EXERCISE TASK
Below are some records; return each one exactly.

TASK DATA
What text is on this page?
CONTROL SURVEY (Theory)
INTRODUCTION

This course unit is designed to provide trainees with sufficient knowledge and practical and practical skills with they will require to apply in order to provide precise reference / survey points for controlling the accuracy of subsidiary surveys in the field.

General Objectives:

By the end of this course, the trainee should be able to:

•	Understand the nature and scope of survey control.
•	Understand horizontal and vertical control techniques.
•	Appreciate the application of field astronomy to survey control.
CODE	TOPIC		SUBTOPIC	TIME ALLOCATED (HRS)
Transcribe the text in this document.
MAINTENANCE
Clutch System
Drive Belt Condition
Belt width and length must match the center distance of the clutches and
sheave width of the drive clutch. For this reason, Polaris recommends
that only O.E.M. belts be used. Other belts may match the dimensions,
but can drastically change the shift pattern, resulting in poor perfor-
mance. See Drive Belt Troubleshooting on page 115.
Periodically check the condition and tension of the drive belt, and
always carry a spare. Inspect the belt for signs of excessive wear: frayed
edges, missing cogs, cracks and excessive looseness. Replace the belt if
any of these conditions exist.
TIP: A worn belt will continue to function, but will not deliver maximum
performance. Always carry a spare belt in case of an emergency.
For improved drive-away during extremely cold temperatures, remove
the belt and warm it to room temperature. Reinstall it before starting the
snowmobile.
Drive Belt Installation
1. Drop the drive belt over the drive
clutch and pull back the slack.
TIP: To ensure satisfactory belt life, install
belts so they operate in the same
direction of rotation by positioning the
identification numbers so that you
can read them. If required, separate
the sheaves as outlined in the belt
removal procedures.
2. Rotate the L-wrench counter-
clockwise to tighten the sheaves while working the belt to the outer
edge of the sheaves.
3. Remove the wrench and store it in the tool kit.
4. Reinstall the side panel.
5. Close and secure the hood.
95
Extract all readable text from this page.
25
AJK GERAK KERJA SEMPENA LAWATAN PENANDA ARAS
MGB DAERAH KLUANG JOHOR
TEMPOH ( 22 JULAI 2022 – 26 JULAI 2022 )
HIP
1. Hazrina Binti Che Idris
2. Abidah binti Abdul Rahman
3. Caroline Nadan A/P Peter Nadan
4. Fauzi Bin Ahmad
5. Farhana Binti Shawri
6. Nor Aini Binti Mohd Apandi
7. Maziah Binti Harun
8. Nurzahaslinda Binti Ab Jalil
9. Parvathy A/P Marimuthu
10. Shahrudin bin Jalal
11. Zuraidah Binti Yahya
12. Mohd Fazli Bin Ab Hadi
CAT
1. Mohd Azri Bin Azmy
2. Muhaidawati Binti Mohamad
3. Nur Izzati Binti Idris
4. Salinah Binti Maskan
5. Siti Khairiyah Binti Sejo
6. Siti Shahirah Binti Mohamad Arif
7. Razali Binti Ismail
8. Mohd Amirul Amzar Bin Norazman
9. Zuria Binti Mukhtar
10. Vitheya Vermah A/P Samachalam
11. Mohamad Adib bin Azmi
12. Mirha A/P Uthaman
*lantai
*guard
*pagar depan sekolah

ANSWER FOR THE TASK
What text is on this page?
CONTROL SURVEY (Theory)
INTRODUCTION

This course unit is designed to provide trainees with sufficient knowledge and practical and practical skills with they will require to apply in order to provide precise reference / survey points for controlling the accuracy of subsidiary surveys in the field.

General Objectives:

By the end of this course, the trainee should be able to:

•	Understand the nature and scope of survey control.
•	Understand horizontal and vertical control techniques.
•	Appreciate the application of field astronomy to survey control.
CODE	TOPIC		SUBTOPIC	TIME ALLOCATED (HRS)
Transcribe the text in this document.
MAINTENANCE
Clutch System
Drive Belt Condition
Belt width and length must match the center distance of the clutches and
sheave width of the drive clutch. For this reason, Polaris recommends
that only O.E.M. belts be used. Other belts may match the dimensions,
but can drastically change the shift pattern, resulting in poor perfor-
mance. See Drive Belt Troubleshooting on page 115.
Periodically check the condition and tension of the drive belt, and
always carry a spare. Inspect the belt for signs of excessive wear: frayed
edges, missing cogs, cracks and excessive looseness. Replace the belt if
any of these conditions exist.
TIP: A worn belt will continue to function, but will not deliver maximum
performance. Always carry a spare belt in case of an emergency.
For improved drive-away during extremely cold temperatures, remove
the belt and warm it to room temperature. Reinstall it before starting the
snowmobile.
Drive Belt Installation
1. Drop the drive belt over the drive
clutch and pull back the slack.
TIP: To ensure satisfactory belt life, install
belts so they operate in the same
direction of rotation by positioning the
identification numbers so that you
can read them. If required, separate
the sheaves as outlined in the belt
removal procedures.
2. Rotate the L-wrench counter-
clockwise to tighten the sheaves while working the belt to the outer
edge of the sheaves.
3. Remove the wrench and store it in the tool kit.
4. Reinstall the side panel.
5. Close and secure the hood.
95
Extract all readable text from this page.
25
AJK GERAK KERJA SEMPENA LAWATAN PENANDA ARAS
MGB DAERAH KLUANG JOHOR
TEMPOH ( 22 JULAI 2022 – 26 JULAI 2022 )
HIP
1. Hazrina Binti Che Idris
2. Abidah binti Abdul Rahman
3. Caroline Nadan A/P Peter Nadan
4. Fauzi Bin Ahmad
5. Farhana Binti Shawri
6. Nor Aini Binti Mohd Apandi
7. Maziah Binti Harun
8. Nurzahaslinda Binti Ab Jalil
9. Parvathy A/P Marimuthu
10. Shahrudin bin Jalal
11. Zuraidah Binti Yahya
12. Mohd Fazli Bin Ab Hadi
CAT
1. Mohd Azri Bin Azmy
2. Muhaidawati Binti Mohamad
3. Nur Izzati Binti Idris
4. Salinah Binti Maskan
5. Siti Khairiyah Binti Sejo
6. Siti Shahirah Binti Mohamad Arif
7. Razali Binti Ismail
8. Mohd Amirul Amzar Bin Norazman
9. Zuria Binti Mukhtar
10. Vitheya Vermah A/P Samachalam
11. Mohamad Adib bin Azmi
12. Mirha A/P Uthaman
*lantai
*guard
*pagar depan sekolah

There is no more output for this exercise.